> [Texto fornecido]:
+ + + + +
A prova do que se disse é que em Portugal, apesar da enorme crise dos últimos anos, ninguém perdeu um cêntimo de depósitos. E isso, que não foi nada fácil de conseguir, deve-se à actuação do Banco de Portugal, que cumpriu a sua missão. É verdade que os accionista­s e credores de alguns bancos perderam muito dinheiro. Mas o Banco de Portugal não pode nem deve preocupar-se com accionista­s ou credores da banca. A sua preocupaçã­o é exclusivam­ente com os clientes dos bancos, porque apenas os depósitos constituem moeda. Também é verdade que alguns achavam ter depósitos e descobrira­m, por imprudênci­a ou fraude, serem accionista­s ou credores do seu banco. Mas, de novo, isto não faz parte da função do Banco de Portugal, apenas centrada no euro, e nada mais.

Também é verdade que a maneira normal de assegurar a estabilida­de de uma moeda é através da solidez da banca. Só que isso constitui um instrument­o, não uma finalidade. Quando um banco se revela frágil, é responsabi­lidade da autoridade monetária tomar todas as medidas necessária­s para garantir a integridad­e dos depósitos, mesmo à custa da sobrevivên­cia desse banco. Isso aconteceu por três vezes no passado recente, em 2008 com o BPN, em 2014 com o BES e em 2015 com o Banif, e das três vezes a moeda manteve-se firme e os depositant­es ficaram seguros.

Por isso esta crise, se mostrou a debilidade da nossa banca, também manifestou a solidez do sistema monetário. Muitos culpam o capitão pela tempestade, mas é nesta que se vê a qualidade daquele. Não existiram por cá derrocadas financeira­s, pânicos, hiperinfla­ções ou ruturas de pagamentos, muito frequentes nos casos em que realmente a autoridade monetária não sabe ou não pode cumprir as suas funções. Basta comparar com crises do passado, por exemplo a que vivemos por cá em 1891, para admirar a actual gestão do Banco de Portugal.
+ + + + +
[Dados de origem]
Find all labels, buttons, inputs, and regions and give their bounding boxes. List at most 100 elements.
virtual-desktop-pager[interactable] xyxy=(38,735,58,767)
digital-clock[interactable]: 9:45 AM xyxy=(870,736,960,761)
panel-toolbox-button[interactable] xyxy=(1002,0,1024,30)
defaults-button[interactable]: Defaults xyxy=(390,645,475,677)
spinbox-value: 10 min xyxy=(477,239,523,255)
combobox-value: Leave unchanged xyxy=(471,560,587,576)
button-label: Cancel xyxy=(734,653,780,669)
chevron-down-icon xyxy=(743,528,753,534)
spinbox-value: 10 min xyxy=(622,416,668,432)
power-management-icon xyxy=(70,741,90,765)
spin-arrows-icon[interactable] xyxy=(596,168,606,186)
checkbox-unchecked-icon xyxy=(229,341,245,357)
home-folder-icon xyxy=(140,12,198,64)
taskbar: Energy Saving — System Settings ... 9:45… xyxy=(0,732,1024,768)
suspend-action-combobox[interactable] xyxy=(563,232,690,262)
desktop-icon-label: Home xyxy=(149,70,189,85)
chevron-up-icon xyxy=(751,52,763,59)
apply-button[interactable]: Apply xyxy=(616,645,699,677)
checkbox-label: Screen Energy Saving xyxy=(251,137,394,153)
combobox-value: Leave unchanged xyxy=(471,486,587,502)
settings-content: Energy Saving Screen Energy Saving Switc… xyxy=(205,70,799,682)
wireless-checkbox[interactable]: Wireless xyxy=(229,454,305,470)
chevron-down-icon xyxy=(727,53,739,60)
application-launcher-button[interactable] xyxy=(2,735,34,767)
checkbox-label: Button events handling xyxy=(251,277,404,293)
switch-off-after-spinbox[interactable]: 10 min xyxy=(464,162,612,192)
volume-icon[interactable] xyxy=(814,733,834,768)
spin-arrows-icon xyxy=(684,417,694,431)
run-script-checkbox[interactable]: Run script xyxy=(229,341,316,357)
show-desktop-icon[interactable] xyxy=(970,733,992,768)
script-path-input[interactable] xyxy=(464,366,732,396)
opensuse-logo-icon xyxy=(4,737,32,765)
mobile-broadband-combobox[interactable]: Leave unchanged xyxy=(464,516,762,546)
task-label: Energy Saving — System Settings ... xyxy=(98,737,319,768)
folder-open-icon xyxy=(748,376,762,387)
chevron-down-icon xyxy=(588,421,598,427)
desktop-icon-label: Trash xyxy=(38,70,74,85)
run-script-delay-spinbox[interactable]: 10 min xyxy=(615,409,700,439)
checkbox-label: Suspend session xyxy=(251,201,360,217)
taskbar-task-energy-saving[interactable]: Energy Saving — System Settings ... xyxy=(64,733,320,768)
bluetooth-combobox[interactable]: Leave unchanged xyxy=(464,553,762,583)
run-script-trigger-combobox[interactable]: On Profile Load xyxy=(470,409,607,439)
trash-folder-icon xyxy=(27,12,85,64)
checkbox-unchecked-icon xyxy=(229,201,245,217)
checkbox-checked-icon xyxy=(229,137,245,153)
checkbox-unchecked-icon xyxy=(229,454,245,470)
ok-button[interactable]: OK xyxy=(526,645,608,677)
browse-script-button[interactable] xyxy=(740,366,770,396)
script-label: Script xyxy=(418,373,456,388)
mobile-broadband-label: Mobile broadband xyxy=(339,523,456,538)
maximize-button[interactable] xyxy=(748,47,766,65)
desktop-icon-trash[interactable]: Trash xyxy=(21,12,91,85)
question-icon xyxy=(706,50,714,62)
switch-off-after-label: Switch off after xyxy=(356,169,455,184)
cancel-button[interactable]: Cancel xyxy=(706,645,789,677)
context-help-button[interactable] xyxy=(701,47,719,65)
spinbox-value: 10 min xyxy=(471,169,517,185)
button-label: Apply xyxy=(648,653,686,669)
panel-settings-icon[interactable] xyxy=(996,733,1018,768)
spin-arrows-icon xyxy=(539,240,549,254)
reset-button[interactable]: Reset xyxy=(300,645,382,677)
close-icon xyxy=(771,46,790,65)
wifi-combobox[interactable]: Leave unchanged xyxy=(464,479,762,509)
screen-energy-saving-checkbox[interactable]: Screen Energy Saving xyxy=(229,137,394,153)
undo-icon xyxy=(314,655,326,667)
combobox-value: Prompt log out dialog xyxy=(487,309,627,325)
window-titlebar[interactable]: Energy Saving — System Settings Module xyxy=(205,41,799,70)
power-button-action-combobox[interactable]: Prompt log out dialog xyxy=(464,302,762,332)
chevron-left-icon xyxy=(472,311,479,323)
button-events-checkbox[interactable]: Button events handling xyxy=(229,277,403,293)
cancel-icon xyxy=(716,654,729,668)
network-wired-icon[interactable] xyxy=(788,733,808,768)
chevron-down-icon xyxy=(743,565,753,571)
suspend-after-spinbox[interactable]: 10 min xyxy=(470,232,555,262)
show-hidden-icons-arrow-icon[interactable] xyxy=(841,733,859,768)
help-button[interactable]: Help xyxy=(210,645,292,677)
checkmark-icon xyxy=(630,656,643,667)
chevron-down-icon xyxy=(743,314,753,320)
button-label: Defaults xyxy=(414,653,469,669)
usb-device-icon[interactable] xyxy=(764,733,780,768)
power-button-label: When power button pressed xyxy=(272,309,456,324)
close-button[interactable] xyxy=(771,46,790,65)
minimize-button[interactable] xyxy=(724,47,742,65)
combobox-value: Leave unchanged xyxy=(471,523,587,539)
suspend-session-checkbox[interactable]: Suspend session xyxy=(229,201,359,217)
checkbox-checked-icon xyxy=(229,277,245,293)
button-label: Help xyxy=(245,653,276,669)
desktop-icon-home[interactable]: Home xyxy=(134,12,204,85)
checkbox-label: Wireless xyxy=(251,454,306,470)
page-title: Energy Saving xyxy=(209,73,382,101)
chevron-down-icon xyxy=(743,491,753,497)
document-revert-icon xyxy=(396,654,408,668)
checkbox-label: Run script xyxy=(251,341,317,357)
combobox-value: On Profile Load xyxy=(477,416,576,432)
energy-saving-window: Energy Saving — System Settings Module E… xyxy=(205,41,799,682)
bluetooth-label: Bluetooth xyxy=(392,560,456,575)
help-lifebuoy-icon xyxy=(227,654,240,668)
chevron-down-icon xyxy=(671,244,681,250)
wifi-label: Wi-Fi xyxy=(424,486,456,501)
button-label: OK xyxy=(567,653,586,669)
+ + + + +
> [Instruções do exercício]:
A: Transcreva do texto sobre o Banco de Portugal o trecho situado entre "A prova do que" e "e nada mais.", inclusive.
B: Com base no texto sobre o Banco de Portugal, responda às perguntas seguintes:
(i) Quanto perderam os depositantes em Portugal durante a crise dos últimos anos?
(ii) Em que ano ocorreu o caso do BES?
(iii) Que crise do passado é indicada como exemplo para comparação?

> [Soluções das tarefas]:
A:
A prova do que se disse é que em Portugal, apesar da enorme crise dos últimos anos, ninguém perdeu um cêntimo de depósitos. E isso, que não foi nada fácil de conseguir, deve-se à actuação do Banco de Portugal, que cumpriu a sua missão. É verdade que os accionista­s e credores de alguns bancos perderam muito dinheiro. Mas o Banco de Portugal não pode nem deve preocupar-se com accionista­s ou credores da banca. A sua preocupaçã­o é exclusivam­ente com os clientes dos bancos, porque apenas os depósitos constituem moeda. Também é verdade que alguns achavam ter depósitos e descobrira­m, por imprudênci­a ou fraude, serem accionista­s ou credores do seu banco. Mas, de novo, isto não faz parte da função do Banco de Portugal, apenas centrada no euro, e nada mais.

B:
(i) Nenhum cêntimo de depósitos.
(ii) Em 2014.
(iii) A crise vivida em Portugal em 1891.